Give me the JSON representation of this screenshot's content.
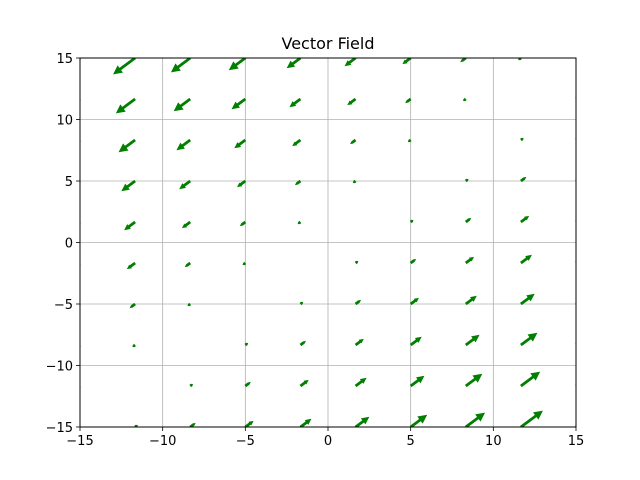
{
  "chart_data": {
    "type": "quiver",
    "title": "Vector Field",
    "xlabel": "",
    "ylabel": "",
    "xlim": [
      -15,
      15
    ],
    "ylim": [
      -15,
      15
    ],
    "x_ticks": [
      -15,
      -10,
      -5,
      0,
      5,
      10,
      15
    ],
    "y_ticks": [
      -15,
      -10,
      -5,
      0,
      5,
      10,
      15
    ],
    "x_tick_labels": [
      "−15",
      "−10",
      "−5",
      "0",
      "5",
      "10",
      "15"
    ],
    "y_tick_labels": [
      "−15",
      "−10",
      "−5",
      "0",
      "5",
      "10",
      "15"
    ],
    "grid": true,
    "arrow_color": "#007f00",
    "grid_x": [
      -15,
      -11.667,
      -8.333,
      -5,
      -1.667,
      1.667,
      5,
      8.333,
      11.667,
      15
    ],
    "grid_y": [
      -15,
      -11.667,
      -8.333,
      -5,
      -1.667,
      1.667,
      5,
      8.333,
      11.667,
      15
    ],
    "vector_rule": "u = v = (x - y) / 60 * 3, base at grid point"
  }
}
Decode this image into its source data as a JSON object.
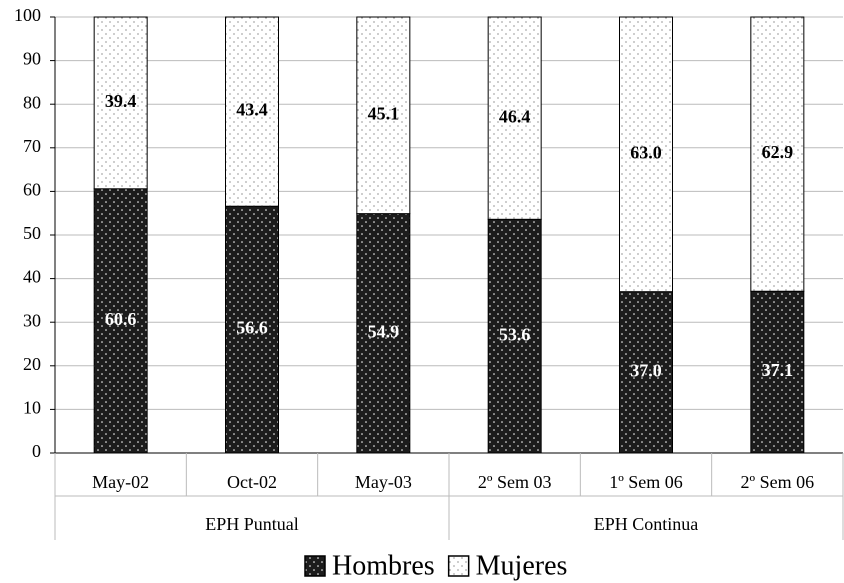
{
  "chart_data": {
    "type": "stacked-bar",
    "categories": [
      "May-02",
      "Oct-02",
      "May-03",
      "2º Sem 03",
      "1º Sem 06",
      "2º Sem 06"
    ],
    "groups": [
      {
        "label": "EPH Puntual",
        "categories": [
          "May-02",
          "Oct-02",
          "May-03"
        ]
      },
      {
        "label": "EPH Continua",
        "categories": [
          "2º Sem 03",
          "1º Sem 06",
          "2º Sem 06"
        ]
      }
    ],
    "series": [
      {
        "name": "Hombres",
        "color": "#1c1c1c",
        "values": [
          60.6,
          56.6,
          54.9,
          53.6,
          37.0,
          37.1
        ],
        "value_labels": [
          "60.6",
          "56.6",
          "54.9",
          "53.6",
          "37.0",
          "37.1"
        ]
      },
      {
        "name": "Mujeres",
        "color": "#ffffff",
        "values": [
          39.4,
          43.4,
          45.1,
          46.4,
          63.0,
          62.9
        ],
        "value_labels": [
          "39.4",
          "43.4",
          "45.1",
          "46.4",
          "63.0",
          "62.9"
        ]
      }
    ],
    "ylim": [
      0,
      100
    ],
    "yticks": [
      0,
      10,
      20,
      30,
      40,
      50,
      60,
      70,
      80,
      90,
      100
    ],
    "grid": true,
    "legend": "bottom"
  }
}
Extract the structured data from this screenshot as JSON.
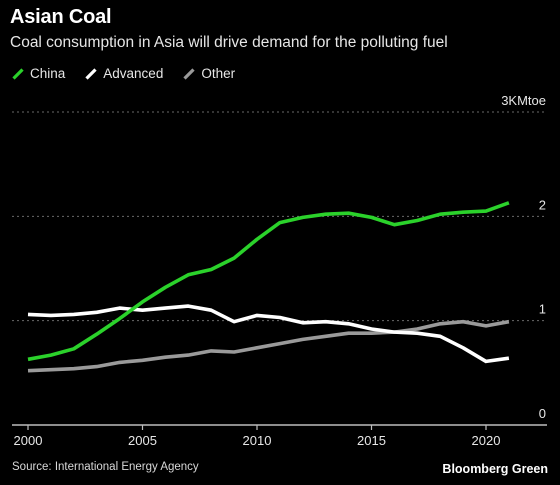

GIVEN TASK: Reproduce every record above exactly, but leave out the pictures.

RESULT OF THE EXERCISE:
Give me the JSON representation of this screenshot's content.
{
  "chart_data": {
    "type": "quiver",
    "title": "Vector Field",
    "xlabel": "",
    "ylabel": "",
    "xlim": [
      -15,
      15
    ],
    "ylim": [
      -15,
      15
    ],
    "x_ticks": [
      -15,
      -10,
      -5,
      0,
      5,
      10,
      15
    ],
    "y_ticks": [
      -15,
      -10,
      -5,
      0,
      5,
      10,
      15
    ],
    "x_tick_labels": [
      "−15",
      "−10",
      "−5",
      "0",
      "5",
      "10",
      "15"
    ],
    "y_tick_labels": [
      "−15",
      "−10",
      "−5",
      "0",
      "5",
      "10",
      "15"
    ],
    "grid": true,
    "arrow_color": "#007f00",
    "grid_x": [
      -15,
      -11.667,
      -8.333,
      -5,
      -1.667,
      1.667,
      5,
      8.333,
      11.667,
      15
    ],
    "grid_y": [
      -15,
      -11.667,
      -8.333,
      -5,
      -1.667,
      1.667,
      5,
      8.333,
      11.667,
      15
    ],
    "vector_rule": "u = v = (x - y) / 60 * 3, base at grid point"
  }
}
Decode this image into its source data as a JSON object.
{
  "chart_data": {
    "type": "stacked-bar",
    "categories": [
      "May-02",
      "Oct-02",
      "May-03",
      "2º Sem 03",
      "1º Sem 06",
      "2º Sem 06"
    ],
    "groups": [
      {
        "label": "EPH Puntual",
        "categories": [
          "May-02",
          "Oct-02",
          "May-03"
        ]
      },
      {
        "label": "EPH Continua",
        "categories": [
          "2º Sem 03",
          "1º Sem 06",
          "2º Sem 06"
        ]
      }
    ],
    "series": [
      {
        "name": "Hombres",
        "color": "#1c1c1c",
        "values": [
          60.6,
          56.6,
          54.9,
          53.6,
          37.0,
          37.1
        ],
        "value_labels": [
          "60.6",
          "56.6",
          "54.9",
          "53.6",
          "37.0",
          "37.1"
        ]
      },
      {
        "name": "Mujeres",
        "color": "#ffffff",
        "values": [
          39.4,
          43.4,
          45.1,
          46.4,
          63.0,
          62.9
        ],
        "value_labels": [
          "39.4",
          "43.4",
          "45.1",
          "46.4",
          "63.0",
          "62.9"
        ]
      }
    ],
    "ylim": [
      0,
      100
    ],
    "yticks": [
      0,
      10,
      20,
      30,
      40,
      50,
      60,
      70,
      80,
      90,
      100
    ],
    "grid": true,
    "legend": "bottom"
  }
}
Extract the structured data from this screenshot as JSON.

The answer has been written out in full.